# Start of Source document

This study compares ethnic identity and nationalism among China's ethnic groups. Following an examination of the ethnic policies under the Qing empire, the Republic of China, and the People's Republic of China, we set out to test two opposing hypotheses on national identity in contemporary China. One hypothesis is centered around the Handominant Confucian tradition, while the other is based on the concept of the modern multiethnic Chinese state that originated during the Qing empire.

To test the above hypotheses, we take a multifaceted empirical approach by exploring the extent to which ethnic minorities are sinicized and the meaning of being Chinese. Specifically, we show how strongly different ethnic groups identify with their own languages and how important they perceive learning those languages to be as a way to carry out their respective cultural traditions. Next, we compare how different groups identify with their religions and how much importance they place on continuing their cultural heritage through religious practices. Third, we examine how intragroup identity and intergroup identity are reflected through interethnic marriage among different ethnic groups. Finally, we compare group identity and national identity in China with those in the United States and Russia, two countries with similarly dominant ethnic majorities and sizable ethnic minorities.

One barrier to the study of ethnic relations in China is the difficulty of collecting systematic and comparable data among the ethnic groups. This study is based on a 2006-2007 questionnaire survey of nearly 1,600 students in 17 high schools. It covers some of the most politically sensitive ethnic groups in China, including the Uyghurs, the Tibetans, the Mongols, the Huis, and the Kazaks, as well as the Han majority. As far as we know, this is the first comprehensive survey of ethnic and national identities ever conducted in China. The survey adopts many questions from the 2003 National Identity Survey conducted by the International Social Survey Programme in 36 countries and regions (but not in China), and allows for a quantitative comparison of China with other countries and regions for the first time. In addition, we use the 2008 China Survey, which was based on a national random sample and jointly conducted by American and Chinese researchers. This national survey helps us further compare Chinese national identity with that in the United States and Russia.

# End of Source document
# Start of Dataset entries

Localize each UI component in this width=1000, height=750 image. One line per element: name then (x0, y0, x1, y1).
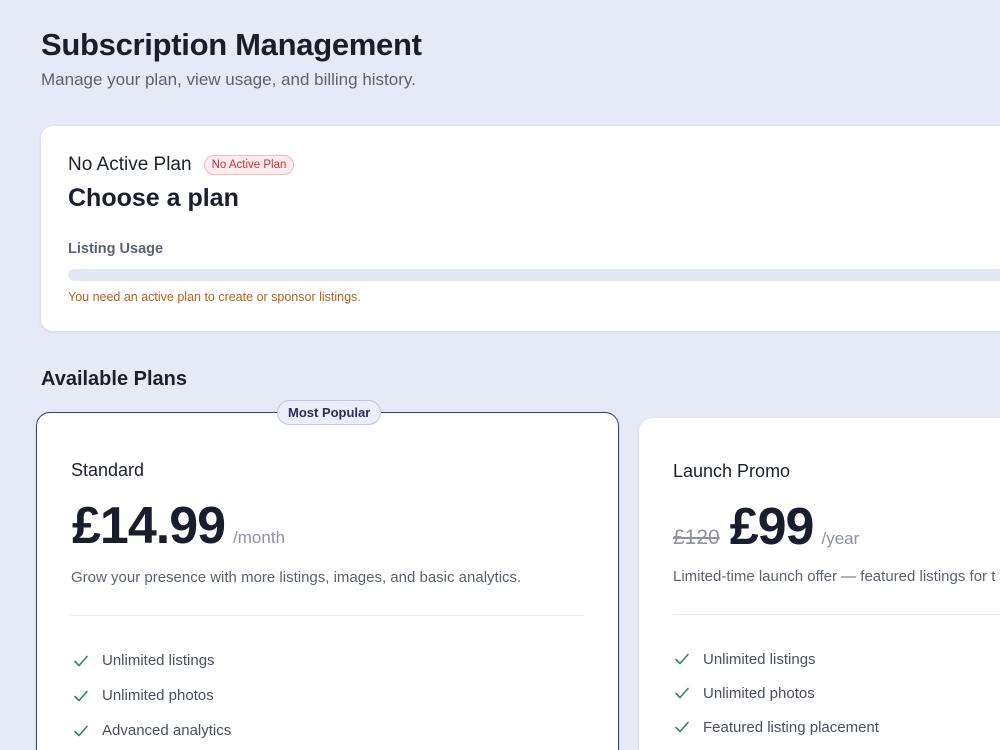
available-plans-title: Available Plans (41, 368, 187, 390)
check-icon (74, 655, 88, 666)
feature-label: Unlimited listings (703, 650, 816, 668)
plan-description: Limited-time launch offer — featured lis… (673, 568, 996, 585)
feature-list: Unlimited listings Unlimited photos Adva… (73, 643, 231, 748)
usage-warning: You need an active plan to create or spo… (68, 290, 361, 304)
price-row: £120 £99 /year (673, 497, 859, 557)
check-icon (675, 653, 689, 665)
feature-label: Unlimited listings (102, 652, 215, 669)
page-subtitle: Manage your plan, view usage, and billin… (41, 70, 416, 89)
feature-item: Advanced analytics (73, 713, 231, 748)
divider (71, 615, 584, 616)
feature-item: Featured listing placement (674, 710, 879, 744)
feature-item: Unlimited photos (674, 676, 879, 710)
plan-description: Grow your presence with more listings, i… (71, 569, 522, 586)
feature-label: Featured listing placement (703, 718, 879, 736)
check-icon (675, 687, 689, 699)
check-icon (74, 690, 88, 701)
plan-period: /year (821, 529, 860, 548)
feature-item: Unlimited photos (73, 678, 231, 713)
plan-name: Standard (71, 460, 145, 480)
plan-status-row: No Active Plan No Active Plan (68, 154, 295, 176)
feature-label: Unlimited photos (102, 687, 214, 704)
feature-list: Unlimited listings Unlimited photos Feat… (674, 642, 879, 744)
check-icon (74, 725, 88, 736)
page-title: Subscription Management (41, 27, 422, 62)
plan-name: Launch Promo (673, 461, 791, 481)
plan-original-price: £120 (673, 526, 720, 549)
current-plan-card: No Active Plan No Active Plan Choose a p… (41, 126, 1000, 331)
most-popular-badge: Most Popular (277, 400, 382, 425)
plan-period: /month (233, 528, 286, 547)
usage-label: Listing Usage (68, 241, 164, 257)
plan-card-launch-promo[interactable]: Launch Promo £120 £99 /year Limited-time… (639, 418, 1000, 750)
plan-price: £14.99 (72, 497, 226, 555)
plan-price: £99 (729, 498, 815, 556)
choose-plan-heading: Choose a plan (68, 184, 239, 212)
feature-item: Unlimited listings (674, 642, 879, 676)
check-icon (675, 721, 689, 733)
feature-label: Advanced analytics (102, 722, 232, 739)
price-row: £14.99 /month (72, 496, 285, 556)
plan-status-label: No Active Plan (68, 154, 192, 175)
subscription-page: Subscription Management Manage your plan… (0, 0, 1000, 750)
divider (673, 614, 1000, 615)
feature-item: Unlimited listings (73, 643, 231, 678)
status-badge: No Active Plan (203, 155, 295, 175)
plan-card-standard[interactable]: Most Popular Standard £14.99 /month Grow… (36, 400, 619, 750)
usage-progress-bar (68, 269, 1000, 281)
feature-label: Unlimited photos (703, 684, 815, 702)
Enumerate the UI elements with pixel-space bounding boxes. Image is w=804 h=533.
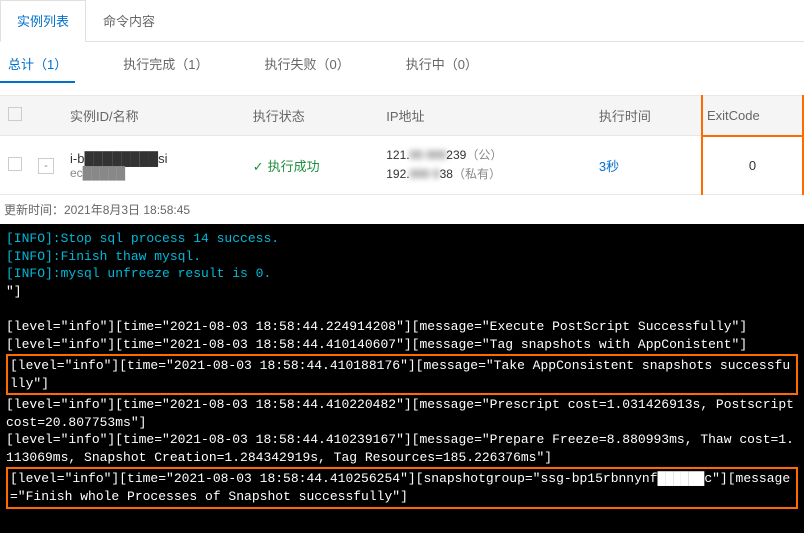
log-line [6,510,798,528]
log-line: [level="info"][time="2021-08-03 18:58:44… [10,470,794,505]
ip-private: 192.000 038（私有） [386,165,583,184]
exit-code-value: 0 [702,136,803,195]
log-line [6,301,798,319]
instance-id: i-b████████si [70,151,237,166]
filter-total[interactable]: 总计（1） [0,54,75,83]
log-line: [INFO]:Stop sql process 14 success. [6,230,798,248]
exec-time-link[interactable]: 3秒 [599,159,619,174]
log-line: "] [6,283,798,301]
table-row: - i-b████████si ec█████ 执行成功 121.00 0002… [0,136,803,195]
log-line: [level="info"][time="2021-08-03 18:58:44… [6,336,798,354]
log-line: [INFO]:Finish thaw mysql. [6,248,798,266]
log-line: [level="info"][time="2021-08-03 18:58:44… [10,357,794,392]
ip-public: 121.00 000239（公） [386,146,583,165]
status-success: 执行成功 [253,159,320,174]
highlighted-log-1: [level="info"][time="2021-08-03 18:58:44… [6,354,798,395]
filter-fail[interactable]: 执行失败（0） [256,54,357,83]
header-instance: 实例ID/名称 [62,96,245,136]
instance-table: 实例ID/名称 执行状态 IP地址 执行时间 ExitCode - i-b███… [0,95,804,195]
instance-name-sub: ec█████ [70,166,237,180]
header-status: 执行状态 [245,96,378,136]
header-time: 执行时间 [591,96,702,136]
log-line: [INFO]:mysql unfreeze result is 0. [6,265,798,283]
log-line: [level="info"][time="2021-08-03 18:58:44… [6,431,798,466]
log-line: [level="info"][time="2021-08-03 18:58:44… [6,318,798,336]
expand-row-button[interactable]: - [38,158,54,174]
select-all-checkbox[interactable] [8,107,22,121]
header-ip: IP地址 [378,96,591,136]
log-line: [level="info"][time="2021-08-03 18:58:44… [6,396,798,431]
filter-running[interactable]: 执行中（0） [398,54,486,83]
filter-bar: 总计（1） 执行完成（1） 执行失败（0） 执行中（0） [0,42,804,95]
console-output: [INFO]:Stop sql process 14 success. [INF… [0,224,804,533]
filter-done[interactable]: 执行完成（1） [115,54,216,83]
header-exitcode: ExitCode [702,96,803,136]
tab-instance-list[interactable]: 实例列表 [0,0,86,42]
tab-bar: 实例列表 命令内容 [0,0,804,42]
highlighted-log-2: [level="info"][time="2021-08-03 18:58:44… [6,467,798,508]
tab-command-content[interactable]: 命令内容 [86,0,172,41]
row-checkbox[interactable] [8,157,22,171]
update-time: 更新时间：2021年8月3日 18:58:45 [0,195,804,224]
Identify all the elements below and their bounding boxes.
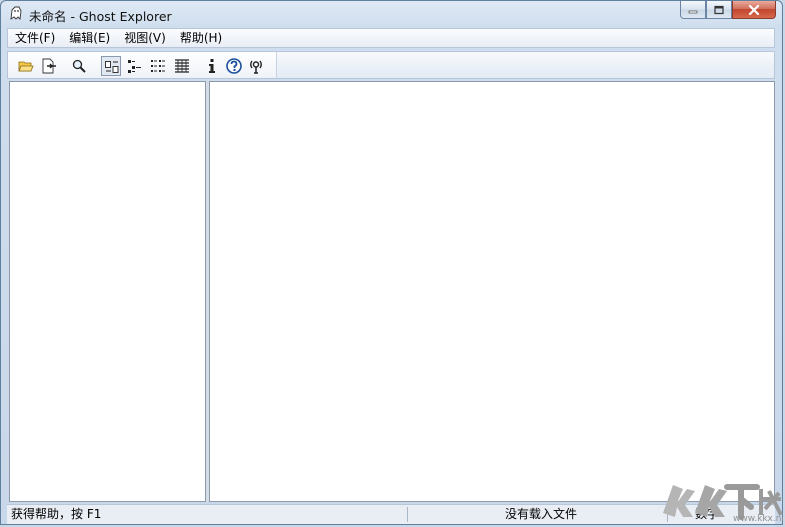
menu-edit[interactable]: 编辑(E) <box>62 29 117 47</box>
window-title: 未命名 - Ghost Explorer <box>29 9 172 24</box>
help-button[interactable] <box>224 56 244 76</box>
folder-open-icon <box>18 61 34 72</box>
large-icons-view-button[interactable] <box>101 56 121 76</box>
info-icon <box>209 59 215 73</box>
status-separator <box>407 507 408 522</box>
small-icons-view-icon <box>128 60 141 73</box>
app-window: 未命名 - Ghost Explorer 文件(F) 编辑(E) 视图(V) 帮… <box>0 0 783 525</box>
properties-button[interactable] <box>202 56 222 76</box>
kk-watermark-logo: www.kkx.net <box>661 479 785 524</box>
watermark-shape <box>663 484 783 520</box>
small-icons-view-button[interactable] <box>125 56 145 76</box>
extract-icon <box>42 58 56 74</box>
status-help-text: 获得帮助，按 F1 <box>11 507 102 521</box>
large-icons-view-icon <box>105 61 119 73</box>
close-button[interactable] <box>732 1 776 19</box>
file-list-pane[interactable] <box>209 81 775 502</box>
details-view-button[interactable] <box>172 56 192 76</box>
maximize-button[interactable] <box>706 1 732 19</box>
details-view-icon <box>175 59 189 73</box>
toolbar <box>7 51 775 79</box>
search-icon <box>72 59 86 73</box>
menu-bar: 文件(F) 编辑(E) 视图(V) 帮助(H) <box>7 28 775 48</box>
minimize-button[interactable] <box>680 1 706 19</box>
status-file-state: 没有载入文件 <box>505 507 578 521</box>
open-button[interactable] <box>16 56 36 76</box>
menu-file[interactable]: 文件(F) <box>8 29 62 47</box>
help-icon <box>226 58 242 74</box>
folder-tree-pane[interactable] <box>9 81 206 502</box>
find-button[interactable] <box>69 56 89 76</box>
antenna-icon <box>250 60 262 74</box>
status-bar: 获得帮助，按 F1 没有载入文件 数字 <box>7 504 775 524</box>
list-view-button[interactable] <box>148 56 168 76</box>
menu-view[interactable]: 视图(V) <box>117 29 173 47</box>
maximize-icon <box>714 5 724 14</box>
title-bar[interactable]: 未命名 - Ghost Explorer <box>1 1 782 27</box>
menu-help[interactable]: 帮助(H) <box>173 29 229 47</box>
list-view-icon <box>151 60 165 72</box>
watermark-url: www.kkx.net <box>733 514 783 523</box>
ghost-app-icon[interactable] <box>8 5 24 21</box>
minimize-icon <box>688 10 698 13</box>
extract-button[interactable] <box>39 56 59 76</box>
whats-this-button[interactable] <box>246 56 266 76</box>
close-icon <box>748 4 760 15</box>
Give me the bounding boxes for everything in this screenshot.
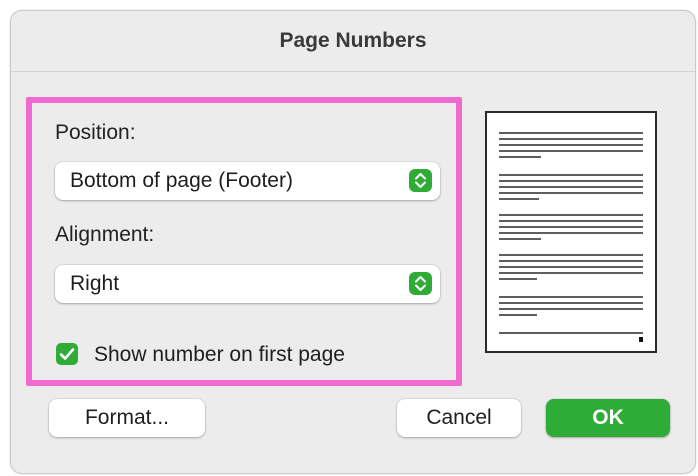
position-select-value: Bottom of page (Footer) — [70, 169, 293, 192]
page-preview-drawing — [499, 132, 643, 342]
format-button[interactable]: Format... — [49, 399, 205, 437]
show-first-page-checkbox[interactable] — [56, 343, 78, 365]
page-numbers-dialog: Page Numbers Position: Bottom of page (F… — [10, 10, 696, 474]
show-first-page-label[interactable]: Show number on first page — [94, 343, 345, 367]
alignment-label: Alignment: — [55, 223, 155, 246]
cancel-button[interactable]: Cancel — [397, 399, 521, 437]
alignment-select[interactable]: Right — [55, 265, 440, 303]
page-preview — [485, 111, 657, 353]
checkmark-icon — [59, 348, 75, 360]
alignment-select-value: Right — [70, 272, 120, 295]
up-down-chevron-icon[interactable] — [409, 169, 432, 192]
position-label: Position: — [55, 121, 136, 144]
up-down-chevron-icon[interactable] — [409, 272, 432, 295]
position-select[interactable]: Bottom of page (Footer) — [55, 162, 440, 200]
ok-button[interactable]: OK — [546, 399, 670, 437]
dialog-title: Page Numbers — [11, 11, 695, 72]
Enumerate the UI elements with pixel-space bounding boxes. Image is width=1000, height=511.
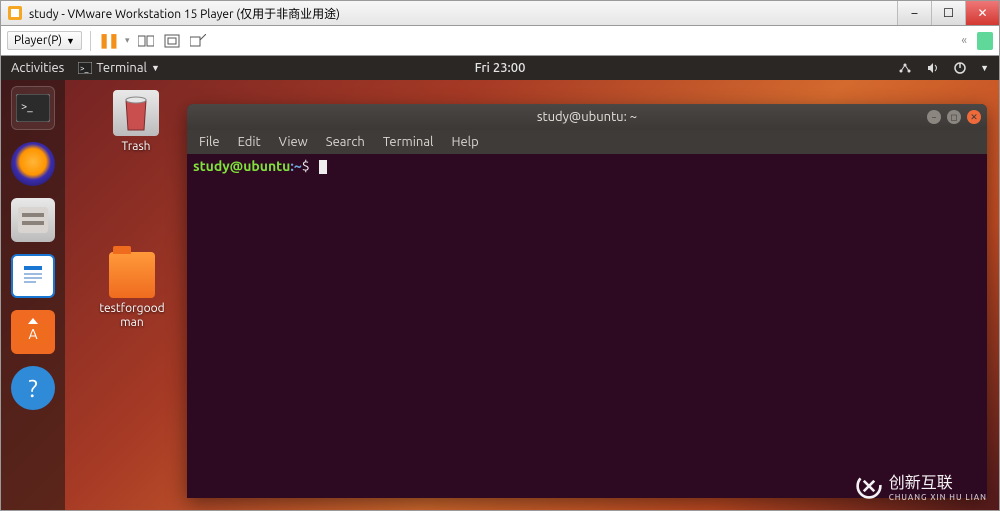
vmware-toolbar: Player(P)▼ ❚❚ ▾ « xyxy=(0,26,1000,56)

# End of Dataset entries

## [What is asked]
A - Quote the passage on ethnic identity in China from "To test the" up to and including "sizable ethnic minorities.".
B - According to the passage on ethnic identity in China, how many students took part in the 2006-2007 questionnaire survey, and in how many high schools?
C - Please summarize the passage on ethnic identity in China in two sentences.
The data here was drawn from a separate source.

## [Answer set]
A -
To test the above hypotheses, we take a multifaceted empirical approach by exploring the extent to which ethnic minorities are sinicized and the meaning of being Chinese. Specifically, we show how strongly different ethnic groups identify with their own languages and how important they perceive learning those languages to be as a way to carry out their respective cultural traditions. Next, we compare how different groups identify with their religions and how much importance they place on continuing their cultural heritage through religious practices. Third, we examine how intragroup identity and intergroup identity are reflected through interethnic marriage among different ethnic groups. Finally, we compare group identity and national identity in China with those in the United States and Russia, two countries with similarly dominant ethnic majorities and sizable ethnic minorities.

B - Nearly 1,600 students in 17 high schools.

C - The study compares ethnic identity and nationalism among China's ethnic groups, testing two opposing hypotheses on national identity: one centered on the Confucian tradition dominated by the Han, the other on the modern multiethnic Chinese state that originated under the Qing empire. It examines language, religion, interethnic marriage, and comparisons with the United States and Russia, drawing on a 2006-2007 survey of nearly 1,600 students in 17 high schools and on the 2008 China Survey.